▶ _Instruction_
Go through the listing and copy each line with the string "mère".
* start The data *
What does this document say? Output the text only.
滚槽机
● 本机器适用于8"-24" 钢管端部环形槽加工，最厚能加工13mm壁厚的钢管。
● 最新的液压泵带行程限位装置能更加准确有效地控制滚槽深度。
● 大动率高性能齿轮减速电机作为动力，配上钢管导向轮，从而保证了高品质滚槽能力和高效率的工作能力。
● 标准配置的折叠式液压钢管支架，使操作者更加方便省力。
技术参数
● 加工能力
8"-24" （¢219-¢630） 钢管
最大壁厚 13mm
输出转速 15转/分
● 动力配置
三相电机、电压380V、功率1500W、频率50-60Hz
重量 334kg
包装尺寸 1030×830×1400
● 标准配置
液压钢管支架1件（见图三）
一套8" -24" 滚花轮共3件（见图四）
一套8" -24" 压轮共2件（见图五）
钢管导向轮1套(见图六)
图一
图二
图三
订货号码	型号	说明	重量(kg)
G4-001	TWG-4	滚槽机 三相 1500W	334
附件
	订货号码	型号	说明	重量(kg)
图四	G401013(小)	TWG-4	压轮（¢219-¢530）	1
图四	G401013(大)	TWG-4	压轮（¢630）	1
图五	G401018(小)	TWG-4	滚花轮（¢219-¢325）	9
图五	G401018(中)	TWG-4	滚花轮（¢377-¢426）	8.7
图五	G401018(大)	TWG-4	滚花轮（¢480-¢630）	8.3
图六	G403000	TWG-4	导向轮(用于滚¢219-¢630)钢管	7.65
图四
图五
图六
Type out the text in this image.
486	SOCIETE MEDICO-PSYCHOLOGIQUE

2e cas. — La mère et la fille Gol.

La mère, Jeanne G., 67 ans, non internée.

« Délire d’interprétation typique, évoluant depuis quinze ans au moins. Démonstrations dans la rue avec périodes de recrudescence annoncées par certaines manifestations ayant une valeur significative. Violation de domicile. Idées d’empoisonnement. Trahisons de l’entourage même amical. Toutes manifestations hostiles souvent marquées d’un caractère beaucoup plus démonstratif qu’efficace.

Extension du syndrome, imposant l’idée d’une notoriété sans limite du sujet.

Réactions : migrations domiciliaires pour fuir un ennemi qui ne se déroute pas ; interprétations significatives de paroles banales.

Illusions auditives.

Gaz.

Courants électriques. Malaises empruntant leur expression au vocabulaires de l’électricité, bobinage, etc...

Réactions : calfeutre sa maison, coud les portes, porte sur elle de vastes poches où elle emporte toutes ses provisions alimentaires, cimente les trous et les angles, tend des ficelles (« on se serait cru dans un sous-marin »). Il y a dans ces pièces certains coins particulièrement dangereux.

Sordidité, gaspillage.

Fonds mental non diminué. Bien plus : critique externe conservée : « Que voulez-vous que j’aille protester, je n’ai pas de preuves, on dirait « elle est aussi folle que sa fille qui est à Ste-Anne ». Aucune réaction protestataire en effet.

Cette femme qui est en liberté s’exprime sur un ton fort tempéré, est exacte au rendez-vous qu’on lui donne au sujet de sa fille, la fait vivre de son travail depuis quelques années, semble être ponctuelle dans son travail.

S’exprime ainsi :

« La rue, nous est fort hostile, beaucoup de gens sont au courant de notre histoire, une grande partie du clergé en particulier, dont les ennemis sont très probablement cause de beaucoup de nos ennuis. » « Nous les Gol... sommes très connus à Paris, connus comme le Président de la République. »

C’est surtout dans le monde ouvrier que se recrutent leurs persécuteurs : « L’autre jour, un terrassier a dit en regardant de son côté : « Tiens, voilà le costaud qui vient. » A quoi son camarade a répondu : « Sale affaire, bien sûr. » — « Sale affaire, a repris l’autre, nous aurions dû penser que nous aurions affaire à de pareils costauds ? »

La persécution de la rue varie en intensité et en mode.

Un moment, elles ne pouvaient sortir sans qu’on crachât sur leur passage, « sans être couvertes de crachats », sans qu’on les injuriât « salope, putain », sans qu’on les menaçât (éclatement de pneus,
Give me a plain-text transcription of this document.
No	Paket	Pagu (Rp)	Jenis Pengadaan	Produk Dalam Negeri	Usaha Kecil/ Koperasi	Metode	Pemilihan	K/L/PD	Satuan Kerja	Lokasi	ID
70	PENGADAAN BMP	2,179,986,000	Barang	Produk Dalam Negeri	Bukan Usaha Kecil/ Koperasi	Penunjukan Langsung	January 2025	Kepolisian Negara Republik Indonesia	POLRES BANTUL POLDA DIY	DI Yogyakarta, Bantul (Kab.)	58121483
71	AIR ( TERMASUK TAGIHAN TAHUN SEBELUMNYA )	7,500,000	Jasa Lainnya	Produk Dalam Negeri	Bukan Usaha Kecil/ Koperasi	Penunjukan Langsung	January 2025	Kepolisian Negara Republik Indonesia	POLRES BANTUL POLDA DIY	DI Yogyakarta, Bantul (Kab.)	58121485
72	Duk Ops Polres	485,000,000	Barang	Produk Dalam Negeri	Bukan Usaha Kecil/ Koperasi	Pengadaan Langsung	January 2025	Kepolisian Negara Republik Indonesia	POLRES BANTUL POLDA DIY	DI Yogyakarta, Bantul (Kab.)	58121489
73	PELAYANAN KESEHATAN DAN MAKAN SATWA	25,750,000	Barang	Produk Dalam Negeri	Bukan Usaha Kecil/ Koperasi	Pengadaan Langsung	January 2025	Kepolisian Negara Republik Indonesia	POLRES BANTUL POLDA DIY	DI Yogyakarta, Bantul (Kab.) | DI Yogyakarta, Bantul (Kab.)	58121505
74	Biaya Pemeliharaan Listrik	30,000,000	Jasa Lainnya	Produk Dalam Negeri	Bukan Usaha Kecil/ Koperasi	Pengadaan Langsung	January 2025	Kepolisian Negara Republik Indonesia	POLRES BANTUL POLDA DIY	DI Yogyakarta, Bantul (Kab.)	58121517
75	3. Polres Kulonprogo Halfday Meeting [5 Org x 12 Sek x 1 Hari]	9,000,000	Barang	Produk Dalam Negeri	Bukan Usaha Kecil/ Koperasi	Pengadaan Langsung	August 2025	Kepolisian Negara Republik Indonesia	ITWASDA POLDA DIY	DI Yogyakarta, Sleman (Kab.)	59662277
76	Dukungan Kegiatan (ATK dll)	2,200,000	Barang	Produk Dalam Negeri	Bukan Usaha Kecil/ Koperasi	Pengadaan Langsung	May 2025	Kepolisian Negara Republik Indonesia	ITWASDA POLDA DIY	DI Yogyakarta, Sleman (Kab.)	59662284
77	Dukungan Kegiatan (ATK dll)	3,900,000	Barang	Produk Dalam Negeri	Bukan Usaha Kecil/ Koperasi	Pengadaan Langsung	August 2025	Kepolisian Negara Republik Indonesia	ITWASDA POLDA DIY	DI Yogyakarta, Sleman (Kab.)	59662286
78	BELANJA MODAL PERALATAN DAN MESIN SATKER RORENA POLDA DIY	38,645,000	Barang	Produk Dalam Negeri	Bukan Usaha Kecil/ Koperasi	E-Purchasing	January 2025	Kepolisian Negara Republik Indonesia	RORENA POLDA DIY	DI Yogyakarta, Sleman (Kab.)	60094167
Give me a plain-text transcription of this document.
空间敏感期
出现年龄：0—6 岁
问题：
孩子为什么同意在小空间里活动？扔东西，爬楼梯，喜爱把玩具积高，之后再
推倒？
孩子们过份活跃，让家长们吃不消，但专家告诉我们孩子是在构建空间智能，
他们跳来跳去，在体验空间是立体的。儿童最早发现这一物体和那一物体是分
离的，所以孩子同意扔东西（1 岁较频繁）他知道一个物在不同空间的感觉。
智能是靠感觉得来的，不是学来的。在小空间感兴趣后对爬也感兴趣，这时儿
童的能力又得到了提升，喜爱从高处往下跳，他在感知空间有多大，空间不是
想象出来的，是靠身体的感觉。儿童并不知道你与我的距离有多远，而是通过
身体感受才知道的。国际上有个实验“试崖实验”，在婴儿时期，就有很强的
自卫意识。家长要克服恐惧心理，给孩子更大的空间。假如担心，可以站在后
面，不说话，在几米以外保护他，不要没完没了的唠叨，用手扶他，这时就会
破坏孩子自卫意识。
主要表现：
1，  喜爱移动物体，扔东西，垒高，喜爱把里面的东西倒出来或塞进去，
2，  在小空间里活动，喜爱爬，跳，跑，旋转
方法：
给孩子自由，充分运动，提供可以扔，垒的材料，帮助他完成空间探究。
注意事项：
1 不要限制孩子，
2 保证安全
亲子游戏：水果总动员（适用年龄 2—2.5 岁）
* end The data *
▶ _The solution_
2e cas. — La mère et la fille Gol.
La mère, Jeanne G., 67 ans, non internée.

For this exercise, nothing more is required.